* AIM *
Copy all of the material exactly. Pictures are not to appear in the copy.

** BEGIN INPUT **

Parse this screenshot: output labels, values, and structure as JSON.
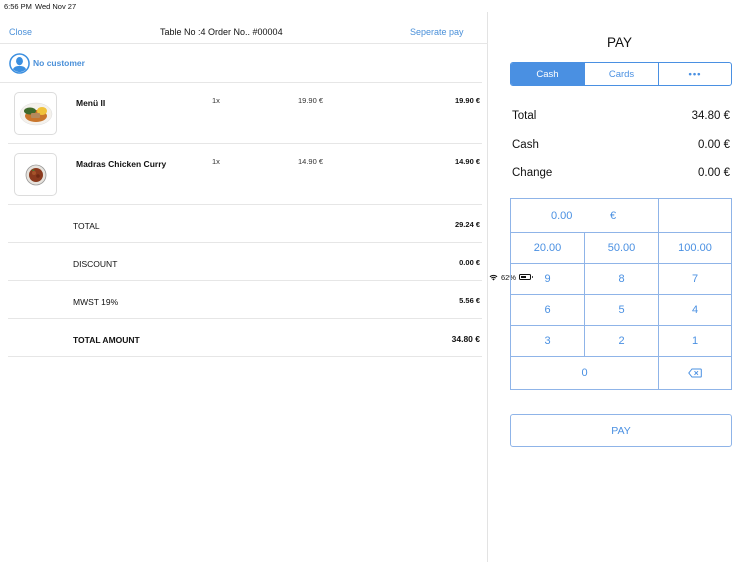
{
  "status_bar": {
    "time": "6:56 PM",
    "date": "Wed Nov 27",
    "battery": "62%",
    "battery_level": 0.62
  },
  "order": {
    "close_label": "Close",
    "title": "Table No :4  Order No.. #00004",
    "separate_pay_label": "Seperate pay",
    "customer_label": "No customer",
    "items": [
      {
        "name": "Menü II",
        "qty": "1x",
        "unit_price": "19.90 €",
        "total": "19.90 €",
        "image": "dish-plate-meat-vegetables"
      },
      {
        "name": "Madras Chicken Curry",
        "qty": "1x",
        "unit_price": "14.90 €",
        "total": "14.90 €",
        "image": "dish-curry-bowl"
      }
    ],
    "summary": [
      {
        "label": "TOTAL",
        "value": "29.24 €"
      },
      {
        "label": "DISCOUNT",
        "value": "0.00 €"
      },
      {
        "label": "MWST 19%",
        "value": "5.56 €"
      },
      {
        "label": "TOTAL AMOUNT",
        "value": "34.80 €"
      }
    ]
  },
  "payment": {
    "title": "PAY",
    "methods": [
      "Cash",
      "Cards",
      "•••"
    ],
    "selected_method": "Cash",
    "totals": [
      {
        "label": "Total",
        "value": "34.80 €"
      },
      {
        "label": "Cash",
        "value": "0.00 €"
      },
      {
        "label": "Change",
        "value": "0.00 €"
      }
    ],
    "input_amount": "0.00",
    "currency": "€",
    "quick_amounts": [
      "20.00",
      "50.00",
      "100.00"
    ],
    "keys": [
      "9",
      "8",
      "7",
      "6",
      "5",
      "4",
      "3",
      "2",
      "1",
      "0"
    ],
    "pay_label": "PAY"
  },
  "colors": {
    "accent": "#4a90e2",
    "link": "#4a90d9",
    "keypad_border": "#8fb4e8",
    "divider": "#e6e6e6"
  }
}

** END INPUT **

* THE RESULT *
Parse this screenshot: output labels, values, and structure as JSON.
{
  "status_bar": {
    "time": "6:56 PM",
    "date": "Wed Nov 27",
    "battery": "62%",
    "battery_level": 0.62
  },
  "order": {
    "close_label": "Close",
    "title": "Table No :4  Order No.. #00004",
    "separate_pay_label": "Seperate pay",
    "customer_label": "No customer",
    "items": [
      {
        "name": "Menü II",
        "qty": "1x",
        "unit_price": "19.90 €",
        "total": "19.90 €",
        "image": "dish-plate-meat-vegetables"
      },
      {
        "name": "Madras Chicken Curry",
        "qty": "1x",
        "unit_price": "14.90 €",
        "total": "14.90 €",
        "image": "dish-curry-bowl"
      }
    ],
    "summary": [
      {
        "label": "TOTAL",
        "value": "29.24 €"
      },
      {
        "label": "DISCOUNT",
        "value": "0.00 €"
      },
      {
        "label": "MWST 19%",
        "value": "5.56 €"
      },
      {
        "label": "TOTAL AMOUNT",
        "value": "34.80 €"
      }
    ]
  },
  "payment": {
    "title": "PAY",
    "methods": [
      "Cash",
      "Cards",
      "•••"
    ],
    "selected_method": "Cash",
    "totals": [
      {
        "label": "Total",
        "value": "34.80 €"
      },
      {
        "label": "Cash",
        "value": "0.00 €"
      },
      {
        "label": "Change",
        "value": "0.00 €"
      }
    ],
    "input_amount": "0.00",
    "currency": "€",
    "quick_amounts": [
      "20.00",
      "50.00",
      "100.00"
    ],
    "keys": [
      "9",
      "8",
      "7",
      "6",
      "5",
      "4",
      "3",
      "2",
      "1",
      "0"
    ],
    "pay_label": "PAY"
  },
  "colors": {
    "accent": "#4a90e2",
    "link": "#4a90d9",
    "keypad_border": "#8fb4e8",
    "divider": "#e6e6e6"
  }
}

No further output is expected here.